■ Task:
Repeat the material exactly as it appears.

Stored records:
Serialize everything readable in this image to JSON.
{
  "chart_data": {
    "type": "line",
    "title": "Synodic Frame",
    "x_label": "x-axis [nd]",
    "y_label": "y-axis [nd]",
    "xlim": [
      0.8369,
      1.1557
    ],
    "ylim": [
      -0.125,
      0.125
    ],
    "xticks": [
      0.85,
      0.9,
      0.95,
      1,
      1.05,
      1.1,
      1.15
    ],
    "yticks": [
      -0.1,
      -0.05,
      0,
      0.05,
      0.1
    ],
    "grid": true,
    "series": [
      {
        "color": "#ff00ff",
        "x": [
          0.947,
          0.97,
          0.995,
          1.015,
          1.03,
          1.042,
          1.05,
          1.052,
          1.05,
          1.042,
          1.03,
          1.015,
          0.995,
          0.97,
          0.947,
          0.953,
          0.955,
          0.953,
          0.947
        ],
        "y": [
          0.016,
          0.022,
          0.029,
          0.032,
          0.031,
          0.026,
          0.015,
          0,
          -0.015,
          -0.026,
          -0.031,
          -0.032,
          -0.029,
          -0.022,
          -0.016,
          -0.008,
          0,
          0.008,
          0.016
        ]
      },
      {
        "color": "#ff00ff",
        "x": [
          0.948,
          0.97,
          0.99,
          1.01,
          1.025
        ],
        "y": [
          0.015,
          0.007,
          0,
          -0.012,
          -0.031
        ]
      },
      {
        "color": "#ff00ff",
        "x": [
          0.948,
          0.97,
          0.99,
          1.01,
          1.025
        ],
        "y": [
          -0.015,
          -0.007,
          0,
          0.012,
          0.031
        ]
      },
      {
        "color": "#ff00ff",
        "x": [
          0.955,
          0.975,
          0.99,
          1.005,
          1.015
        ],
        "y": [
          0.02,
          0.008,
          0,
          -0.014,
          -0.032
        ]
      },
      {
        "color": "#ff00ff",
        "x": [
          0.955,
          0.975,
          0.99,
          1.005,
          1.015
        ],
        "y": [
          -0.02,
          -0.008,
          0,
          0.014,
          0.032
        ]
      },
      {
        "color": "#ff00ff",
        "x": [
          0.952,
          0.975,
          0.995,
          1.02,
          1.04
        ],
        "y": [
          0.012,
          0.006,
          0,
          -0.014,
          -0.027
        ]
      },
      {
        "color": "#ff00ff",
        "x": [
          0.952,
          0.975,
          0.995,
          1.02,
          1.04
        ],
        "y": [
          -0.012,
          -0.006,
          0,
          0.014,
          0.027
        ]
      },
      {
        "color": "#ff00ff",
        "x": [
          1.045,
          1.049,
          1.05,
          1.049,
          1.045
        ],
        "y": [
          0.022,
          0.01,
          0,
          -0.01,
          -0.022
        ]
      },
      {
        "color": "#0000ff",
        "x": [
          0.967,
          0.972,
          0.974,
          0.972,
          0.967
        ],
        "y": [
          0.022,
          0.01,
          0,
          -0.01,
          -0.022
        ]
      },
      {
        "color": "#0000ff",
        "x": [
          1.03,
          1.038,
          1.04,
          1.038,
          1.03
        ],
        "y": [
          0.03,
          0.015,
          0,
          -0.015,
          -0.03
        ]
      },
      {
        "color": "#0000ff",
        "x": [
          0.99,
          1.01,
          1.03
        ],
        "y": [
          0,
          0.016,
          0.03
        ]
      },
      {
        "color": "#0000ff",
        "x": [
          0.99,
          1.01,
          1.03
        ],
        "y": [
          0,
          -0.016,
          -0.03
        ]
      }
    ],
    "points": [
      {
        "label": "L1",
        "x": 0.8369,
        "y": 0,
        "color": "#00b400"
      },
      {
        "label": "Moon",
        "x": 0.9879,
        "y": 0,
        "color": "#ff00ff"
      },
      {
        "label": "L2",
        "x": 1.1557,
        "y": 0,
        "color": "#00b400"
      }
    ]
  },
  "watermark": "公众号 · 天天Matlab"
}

■ Complete output:
Serialize everything readable in this image to JSON.
{
  "chart_data": {
    "type": "line",
    "title": "Synodic Frame",
    "x_label": "x-axis [nd]",
    "y_label": "y-axis [nd]",
    "xlim": [
      0.8369,
      1.1557
    ],
    "ylim": [
      -0.125,
      0.125
    ],
    "xticks": [
      0.85,
      0.9,
      0.95,
      1,
      1.05,
      1.1,
      1.15
    ],
    "yticks": [
      -0.1,
      -0.05,
      0,
      0.05,
      0.1
    ],
    "grid": true,
    "series": [
      {
        "color": "#ff00ff",
        "x": [
          0.947,
          0.97,
          0.995,
          1.015,
          1.03,
          1.042,
          1.05,
          1.052,
          1.05,
          1.042,
          1.03,
          1.015,
          0.995,
          0.97,
          0.947,
          0.953,
          0.955,
          0.953,
          0.947
        ],
        "y": [
          0.016,
          0.022,
          0.029,
          0.032,
          0.031,
          0.026,
          0.015,
          0,
          -0.015,
          -0.026,
          -0.031,
          -0.032,
          -0.029,
          -0.022,
          -0.016,
          -0.008,
          0,
          0.008,
          0.016
        ]
      },
      {
        "color": "#ff00ff",
        "x": [
          0.948,
          0.97,
          0.99,
          1.01,
          1.025
        ],
        "y": [
          0.015,
          0.007,
          0,
          -0.012,
          -0.031
        ]
      },
      {
        "color": "#ff00ff",
        "x": [
          0.948,
          0.97,
          0.99,
          1.01,
          1.025
        ],
        "y": [
          -0.015,
          -0.007,
          0,
          0.012,
          0.031
        ]
      },
      {
        "color": "#ff00ff",
        "x": [
          0.955,
          0.975,
          0.99,
          1.005,
          1.015
        ],
        "y": [
          0.02,
          0.008,
          0,
          -0.014,
          -0.032
        ]
      },
      {
        "color": "#ff00ff",
        "x": [
          0.955,
          0.975,
          0.99,
          1.005,
          1.015
        ],
        "y": [
          -0.02,
          -0.008,
          0,
          0.014,
          0.032
        ]
      },
      {
        "color": "#ff00ff",
        "x": [
          0.952,
          0.975,
          0.995,
          1.02,
          1.04
        ],
        "y": [
          0.012,
          0.006,
          0,
          -0.014,
          -0.027
        ]
      },
      {
        "color": "#ff00ff",
        "x": [
          0.952,
          0.975,
          0.995,
          1.02,
          1.04
        ],
        "y": [
          -0.012,
          -0.006,
          0,
          0.014,
          0.027
        ]
      },
      {
        "color": "#ff00ff",
        "x": [
          1.045,
          1.049,
          1.05,
          1.049,
          1.045
        ],
        "y": [
          0.022,
          0.01,
          0,
          -0.01,
          -0.022
        ]
      },
      {
        "color": "#0000ff",
        "x": [
          0.967,
          0.972,
          0.974,
          0.972,
          0.967
        ],
        "y": [
          0.022,
          0.01,
          0,
          -0.01,
          -0.022
        ]
      },
      {
        "color": "#0000ff",
        "x": [
          1.03,
          1.038,
          1.04,
          1.038,
          1.03
        ],
        "y": [
          0.03,
          0.015,
          0,
          -0.015,
          -0.03
        ]
      },
      {
        "color": "#0000ff",
        "x": [
          0.99,
          1.01,
          1.03
        ],
        "y": [
          0,
          0.016,
          0.03
        ]
      },
      {
        "color": "#0000ff",
        "x": [
          0.99,
          1.01,
          1.03
        ],
        "y": [
          0,
          -0.016,
          -0.03
        ]
      }
    ],
    "points": [
      {
        "label": "L1",
        "x": 0.8369,
        "y": 0,
        "color": "#00b400"
      },
      {
        "label": "Moon",
        "x": 0.9879,
        "y": 0,
        "color": "#ff00ff"
      },
      {
        "label": "L2",
        "x": 1.1557,
        "y": 0,
        "color": "#00b400"
      }
    ]
  },
  "watermark": "公众号 · 天天Matlab"
}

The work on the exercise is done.